§ TASK TO COMPLETE:
Read the lines that follow and pick out every one containing the word "voltage".
^^^^^^^^^^^^^^^^
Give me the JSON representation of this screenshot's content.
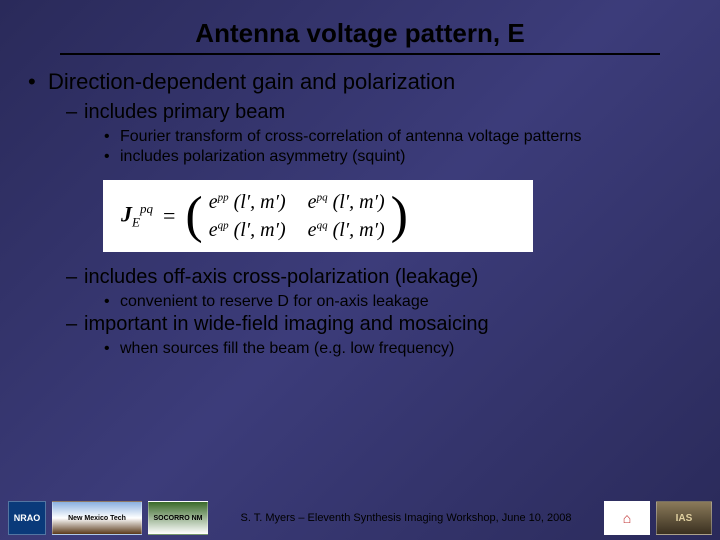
{
  "title": "Antenna voltage pattern, E",
  "bullets": {
    "l1": "Direction-dependent gain and polarization",
    "l2a": "includes primary beam",
    "l3a": "Fourier transform of cross-correlation of antenna voltage patterns",
    "l3b": "includes polarization asymmetry (squint)",
    "l2b": "includes off-axis cross-polarization (leakage)",
    "l3c": "convenient to reserve D for on-axis leakage",
    "l2c": "important in wide-field imaging and mosaicing",
    "l3d": "when sources fill the beam (e.g. low frequency)"
  },
  "equation": {
    "lhs_base": "J",
    "lhs_sup": "pq",
    "lhs_sub": "E",
    "cells": {
      "c11_sup": "pp",
      "c12_sup": "pq",
      "c21_sup": "qp",
      "c22_sup": "qq",
      "args": "(l′, m′)"
    }
  },
  "footer": {
    "text": "S. T. Myers – Eleventh Synthesis Imaging Workshop, June 10, 2008",
    "logo1": "NRAO",
    "logo2": "New Mexico Tech",
    "logo3": "SOCORRO NM",
    "logo4": "⌂",
    "logo5": "IAS"
  }
}
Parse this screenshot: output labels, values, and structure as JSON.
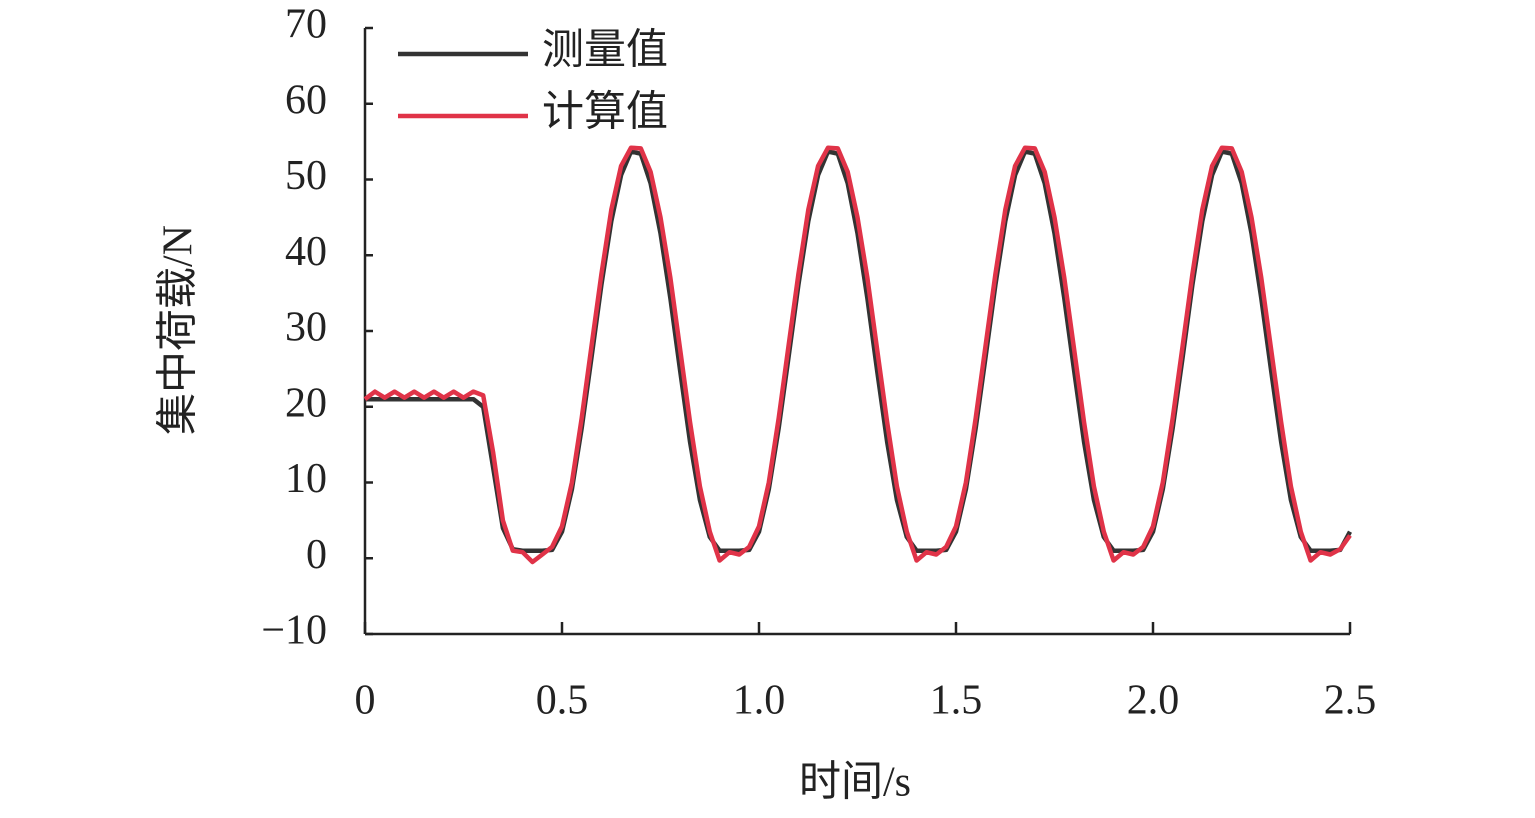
{
  "chart_data": {
    "type": "line",
    "xlabel": "时间/s",
    "ylabel": "集中荷载/N",
    "x": [
      0,
      0.025,
      0.05,
      0.075,
      0.1,
      0.125,
      0.15,
      0.175,
      0.2,
      0.225,
      0.25,
      0.275,
      0.3,
      0.325,
      0.35,
      0.375,
      0.4,
      0.425,
      0.45,
      0.475,
      0.5,
      0.525,
      0.55,
      0.575,
      0.6,
      0.625,
      0.65,
      0.675,
      0.7,
      0.725,
      0.75,
      0.775,
      0.8,
      0.825,
      0.85,
      0.875,
      0.9,
      0.925,
      0.95,
      0.975,
      1,
      1.025,
      1.05,
      1.075,
      1.1,
      1.125,
      1.15,
      1.175,
      1.2,
      1.225,
      1.25,
      1.275,
      1.3,
      1.325,
      1.35,
      1.375,
      1.4,
      1.425,
      1.45,
      1.475,
      1.5,
      1.525,
      1.55,
      1.575,
      1.6,
      1.625,
      1.65,
      1.675,
      1.7,
      1.725,
      1.75,
      1.775,
      1.8,
      1.825,
      1.85,
      1.875,
      1.9,
      1.925,
      1.95,
      1.975,
      2,
      2.025,
      2.05,
      2.075,
      2.1,
      2.125,
      2.15,
      2.175,
      2.2,
      2.225,
      2.25,
      2.275,
      2.3,
      2.325,
      2.35,
      2.375,
      2.4,
      2.425,
      2.45,
      2.475,
      2.5
    ],
    "series": [
      {
        "name": "测量值",
        "color": "#333333",
        "values": [
          21,
          21,
          21,
          21,
          21,
          21,
          21,
          21,
          21,
          21,
          21,
          21,
          20,
          12,
          4,
          1.2,
          1,
          1,
          1,
          1.1,
          3.5,
          9.1,
          17.2,
          26.5,
          36.1,
          44.5,
          50.6,
          53.7,
          53.4,
          49.5,
          42.9,
          34.3,
          24.7,
          15.4,
          7.7,
          2.8,
          1,
          1,
          1,
          1.1,
          3.5,
          9.1,
          17.2,
          26.5,
          36.1,
          44.5,
          50.6,
          53.7,
          53.4,
          49.5,
          42.9,
          34.3,
          24.7,
          15.4,
          7.7,
          2.8,
          1,
          1,
          1,
          1.1,
          3.5,
          9.1,
          17.2,
          26.5,
          36.1,
          44.5,
          50.6,
          53.7,
          53.4,
          49.5,
          42.9,
          34.3,
          24.7,
          15.4,
          7.7,
          2.8,
          1,
          1,
          1,
          1.1,
          3.5,
          9.1,
          17.2,
          26.5,
          36.1,
          44.5,
          50.6,
          53.7,
          53.4,
          49.5,
          42.9,
          34.3,
          24.7,
          15.4,
          7.7,
          2.8,
          1,
          1,
          1,
          1.1,
          3.5
        ]
      },
      {
        "name": "计算值",
        "color": "#e03348",
        "values": [
          21,
          22,
          21.2,
          22,
          21.2,
          22,
          21.2,
          22,
          21.2,
          22,
          21.2,
          22,
          21.5,
          14,
          5,
          1,
          0.8,
          -0.5,
          0.5,
          1.5,
          4.2,
          10,
          18.5,
          28,
          37.5,
          46,
          51.8,
          54.2,
          54.1,
          51,
          45,
          37,
          27.5,
          18,
          9.5,
          3.5,
          -0.3,
          0.8,
          0.5,
          1.5,
          4.2,
          10,
          18.5,
          28,
          37.5,
          46,
          51.8,
          54.2,
          54.1,
          51,
          45,
          37,
          27.5,
          18,
          9.5,
          3.5,
          -0.3,
          0.8,
          0.5,
          1.5,
          4.2,
          10,
          18.5,
          28,
          37.5,
          46,
          51.8,
          54.2,
          54.1,
          51,
          45,
          37,
          27.5,
          18,
          9.5,
          3.5,
          -0.3,
          0.8,
          0.5,
          1.5,
          4.2,
          10,
          18.5,
          28,
          37.5,
          46,
          51.8,
          54.2,
          54.1,
          51,
          45,
          37,
          27.5,
          18,
          9.5,
          3.5,
          -0.3,
          0.8,
          0.5,
          1.2,
          3
        ]
      }
    ],
    "xlim": [
      0,
      2.5
    ],
    "ylim": [
      -10,
      70
    ],
    "xticks": [
      0,
      0.5,
      {
        "value": 1,
        "label": "1.0"
      },
      1.5,
      {
        "value": 2,
        "label": "2.0"
      },
      2.5
    ],
    "yticks": [
      {
        "value": -10,
        "label": "−10"
      },
      0,
      10,
      20,
      30,
      40,
      50,
      60,
      70
    ],
    "grid": false,
    "legend": "upper left"
  }
}
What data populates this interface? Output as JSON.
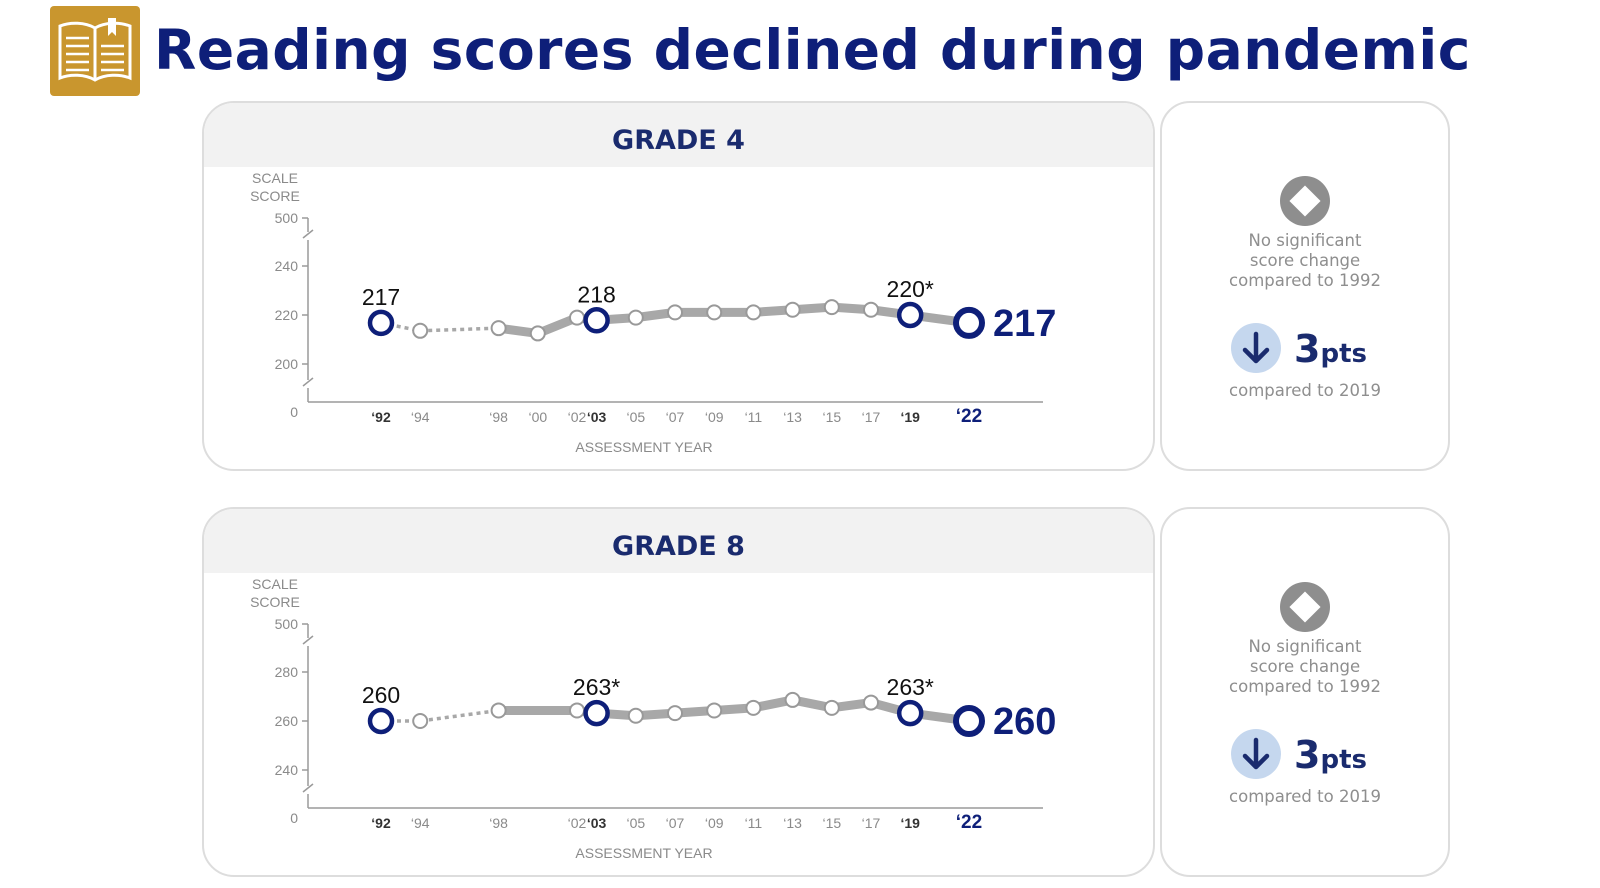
{
  "page_title": "Reading scores declined during pandemic",
  "colors": {
    "navy": "#0E1F79",
    "gold": "#C9962E",
    "gray_line": "#A8A8A8",
    "light_blue": "#C5D7EE"
  },
  "icons": {
    "header": "open-book-icon",
    "no_change": "diamond-icon",
    "decline": "down-arrow-icon"
  },
  "panels": [
    {
      "title": "GRADE 4",
      "side": {
        "no_change": "No significant\nscore change\ncompared to 1992",
        "change_num": "3",
        "change_unit": "pts",
        "compared": "compared to 2019"
      }
    },
    {
      "title": "GRADE 8",
      "side": {
        "no_change": "No significant\nscore change\ncompared to 1992",
        "change_num": "3",
        "change_unit": "pts",
        "compared": "compared to 2019"
      }
    }
  ],
  "chart_data": [
    {
      "type": "line",
      "title": "GRADE 4",
      "ylabel": "SCALE SCORE",
      "xlabel": "ASSESSMENT YEAR",
      "y_ticks": [
        "500",
        "240",
        "220",
        "200",
        "0"
      ],
      "ylim": [
        190,
        250
      ],
      "axis_break": true,
      "x_tick_labels": [
        "‘92",
        "‘94",
        "‘98",
        "‘00",
        "‘02",
        "‘03",
        "‘05",
        "‘07",
        "‘09",
        "‘11",
        "‘13",
        "‘15",
        "‘17",
        "‘19",
        "‘22"
      ],
      "bold_ticks": [
        "‘92",
        "‘03",
        "‘19",
        "‘22"
      ],
      "series": [
        {
          "values": [
            {
              "year": 1992,
              "value": 217,
              "highlight": true,
              "label": "217"
            },
            {
              "year": 1994,
              "value": 214
            },
            {
              "year": 1998,
              "value": 215
            },
            {
              "year": 2000,
              "value": 213
            },
            {
              "year": 2002,
              "value": 219
            },
            {
              "year": 2003,
              "value": 218,
              "highlight": true,
              "label": "218"
            },
            {
              "year": 2005,
              "value": 219
            },
            {
              "year": 2007,
              "value": 221
            },
            {
              "year": 2009,
              "value": 221
            },
            {
              "year": 2011,
              "value": 221
            },
            {
              "year": 2013,
              "value": 222
            },
            {
              "year": 2015,
              "value": 223
            },
            {
              "year": 2017,
              "value": 222
            },
            {
              "year": 2019,
              "value": 220,
              "highlight": true,
              "label": "220*"
            },
            {
              "year": 2022,
              "value": 217,
              "highlight": true,
              "final": true,
              "label": "217"
            }
          ]
        }
      ]
    },
    {
      "type": "line",
      "title": "GRADE 8",
      "ylabel": "SCALE SCORE",
      "xlabel": "ASSESSMENT YEAR",
      "y_ticks": [
        "500",
        "280",
        "260",
        "240",
        "0"
      ],
      "ylim": [
        230,
        290
      ],
      "axis_break": true,
      "x_tick_labels": [
        "‘92",
        "‘94",
        "‘98",
        "‘02",
        "‘03",
        "‘05",
        "‘07",
        "‘09",
        "‘11",
        "‘13",
        "‘15",
        "‘17",
        "‘19",
        "‘22"
      ],
      "bold_ticks": [
        "‘92",
        "‘03",
        "‘19",
        "‘22"
      ],
      "series": [
        {
          "values": [
            {
              "year": 1992,
              "value": 260,
              "highlight": true,
              "label": "260"
            },
            {
              "year": 1994,
              "value": 260
            },
            {
              "year": 1998,
              "value": 264
            },
            {
              "year": 2002,
              "value": 264
            },
            {
              "year": 2003,
              "value": 263,
              "highlight": true,
              "label": "263*"
            },
            {
              "year": 2005,
              "value": 262
            },
            {
              "year": 2007,
              "value": 263
            },
            {
              "year": 2009,
              "value": 264
            },
            {
              "year": 2011,
              "value": 265
            },
            {
              "year": 2013,
              "value": 268
            },
            {
              "year": 2015,
              "value": 265
            },
            {
              "year": 2017,
              "value": 267
            },
            {
              "year": 2019,
              "value": 263,
              "highlight": true,
              "label": "263*"
            },
            {
              "year": 2022,
              "value": 260,
              "highlight": true,
              "final": true,
              "label": "260"
            }
          ]
        }
      ]
    }
  ]
}
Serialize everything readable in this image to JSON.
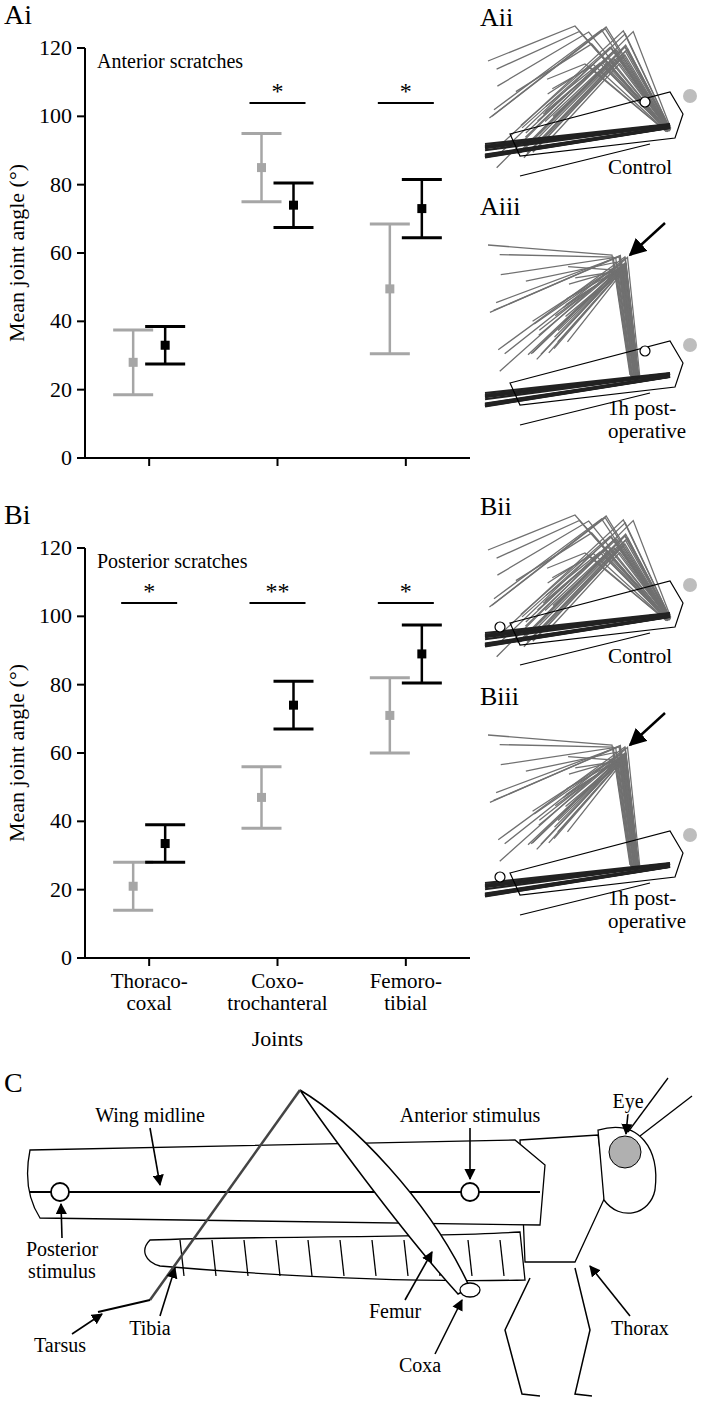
{
  "chart_data": [
    {
      "type": "errorbar",
      "panel_label": "Ai",
      "title": "Anterior scratches",
      "ylabel": "Mean joint angle (°)",
      "categories": [
        null,
        null,
        null
      ],
      "series": [
        {
          "color": "#a6a6a6",
          "marker": "square",
          "values": [
            28,
            85,
            49.5
          ],
          "errors": [
            9.5,
            10,
            19
          ]
        },
        {
          "color": "#000000",
          "marker": "square",
          "values": [
            33,
            74,
            73
          ],
          "errors": [
            5.5,
            6.5,
            8.5
          ]
        }
      ],
      "significance": [
        null,
        "*",
        "*"
      ],
      "ylim": [
        0,
        120
      ],
      "yticks": [
        0,
        20,
        40,
        60,
        80,
        100,
        120
      ],
      "tick_labels": "y"
    },
    {
      "type": "errorbar",
      "panel_label": "Bi",
      "title": "Posterior scratches",
      "ylabel": "Mean joint angle (°)",
      "xlabel": "Joints",
      "categories": [
        "Thoraco-coxal",
        "Coxo-trochanteral",
        "Femoro-tibial"
      ],
      "series": [
        {
          "color": "#a6a6a6",
          "marker": "square",
          "values": [
            21,
            47,
            71
          ],
          "errors": [
            7,
            9,
            11
          ]
        },
        {
          "color": "#000000",
          "marker": "square",
          "values": [
            33.5,
            74,
            89
          ],
          "errors": [
            5.5,
            7,
            8.5
          ]
        }
      ],
      "significance": [
        "*",
        "**",
        "*"
      ],
      "ylim": [
        0,
        120
      ],
      "yticks": [
        0,
        20,
        40,
        60,
        80,
        100,
        120
      ]
    }
  ],
  "diagrams": [
    {
      "panel_label": "Aii",
      "caption": "Control"
    },
    {
      "panel_label": "Aiii",
      "caption": "1h post-operative"
    },
    {
      "panel_label": "Bii",
      "caption": "Control"
    },
    {
      "panel_label": "Biii",
      "caption": "1h post-operative"
    }
  ],
  "body_diagram": {
    "panel_label": "C",
    "labels": [
      "Wing midline",
      "Anterior stimulus",
      "Eye",
      "Posterior stimulus",
      "Tibia",
      "Femur",
      "Coxa",
      "Thorax",
      "Tarsus"
    ]
  }
}
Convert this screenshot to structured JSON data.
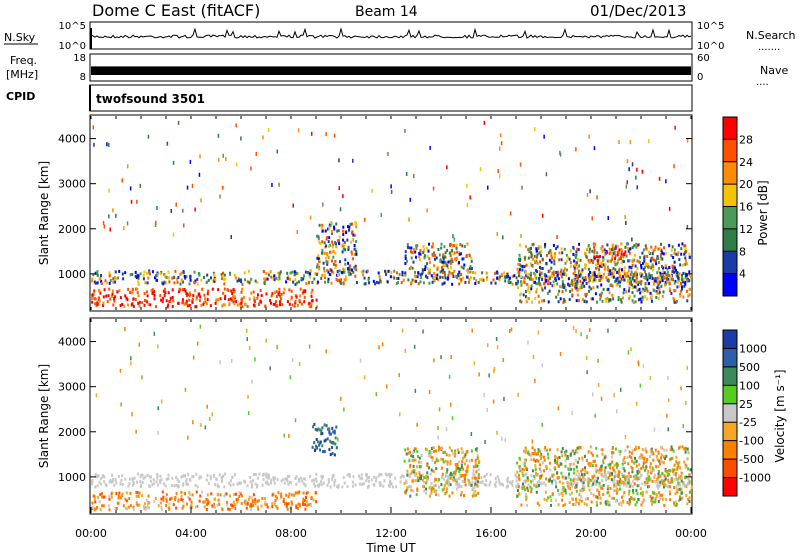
^^^^^^^^^^^^^^^^
§ TASK RESULT:
  "title": "Antenna voltage pattern, E",
    "l3a": "Fourier transform of cross-correlation of antenna voltage patterns",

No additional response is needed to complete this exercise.